### Goal of the exercise
Copy every line of the data that includes the string "investigadores".
___ Data to use
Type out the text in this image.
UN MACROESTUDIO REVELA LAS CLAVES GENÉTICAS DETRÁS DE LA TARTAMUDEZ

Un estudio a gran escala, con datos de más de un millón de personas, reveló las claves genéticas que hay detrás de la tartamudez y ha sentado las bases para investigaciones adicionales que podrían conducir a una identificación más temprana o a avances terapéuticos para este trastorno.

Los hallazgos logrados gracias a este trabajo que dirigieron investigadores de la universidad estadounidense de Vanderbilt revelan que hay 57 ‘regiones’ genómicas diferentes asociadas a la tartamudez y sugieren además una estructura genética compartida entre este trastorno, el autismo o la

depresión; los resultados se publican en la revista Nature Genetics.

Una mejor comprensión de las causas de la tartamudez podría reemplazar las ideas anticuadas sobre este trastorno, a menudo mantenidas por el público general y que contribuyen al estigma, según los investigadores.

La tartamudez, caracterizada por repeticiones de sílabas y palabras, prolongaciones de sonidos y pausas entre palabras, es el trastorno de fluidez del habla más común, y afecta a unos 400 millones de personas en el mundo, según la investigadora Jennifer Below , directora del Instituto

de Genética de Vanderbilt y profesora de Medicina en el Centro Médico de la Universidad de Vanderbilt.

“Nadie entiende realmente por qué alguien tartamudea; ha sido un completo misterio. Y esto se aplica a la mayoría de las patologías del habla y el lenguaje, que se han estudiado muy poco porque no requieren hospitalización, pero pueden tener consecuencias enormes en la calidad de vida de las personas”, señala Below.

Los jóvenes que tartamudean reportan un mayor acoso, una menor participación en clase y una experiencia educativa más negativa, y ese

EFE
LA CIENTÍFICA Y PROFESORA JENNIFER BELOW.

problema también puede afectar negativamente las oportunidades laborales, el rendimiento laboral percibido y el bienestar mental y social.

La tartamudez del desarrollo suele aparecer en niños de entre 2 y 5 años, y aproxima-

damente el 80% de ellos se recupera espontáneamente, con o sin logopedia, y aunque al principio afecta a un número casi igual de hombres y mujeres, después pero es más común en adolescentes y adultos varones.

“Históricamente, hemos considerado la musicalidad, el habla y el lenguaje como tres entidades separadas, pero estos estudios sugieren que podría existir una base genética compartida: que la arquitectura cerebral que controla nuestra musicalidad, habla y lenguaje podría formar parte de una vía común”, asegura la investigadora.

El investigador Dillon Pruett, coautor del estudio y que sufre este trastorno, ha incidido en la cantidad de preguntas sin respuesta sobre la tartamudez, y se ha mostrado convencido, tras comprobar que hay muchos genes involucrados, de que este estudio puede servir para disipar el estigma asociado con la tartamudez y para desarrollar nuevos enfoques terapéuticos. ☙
______
### Exercise output
Los hallazgos logrados gracias a este trabajo que dirigieron investigadores de la universidad estadounidense de Vanderbilt revelan que hay 57 ‘regiones’ genómicas diferentes asociadas a la tartamudez y sugieren además una estructura genética compartida entre este trastorno, el autismo o la
Una mejor comprensión de las causas de la tartamudez podría reemplazar las ideas anticuadas sobre este trastorno, a menudo mantenidas por el público general y que contribuyen al estigma, según los investigadores.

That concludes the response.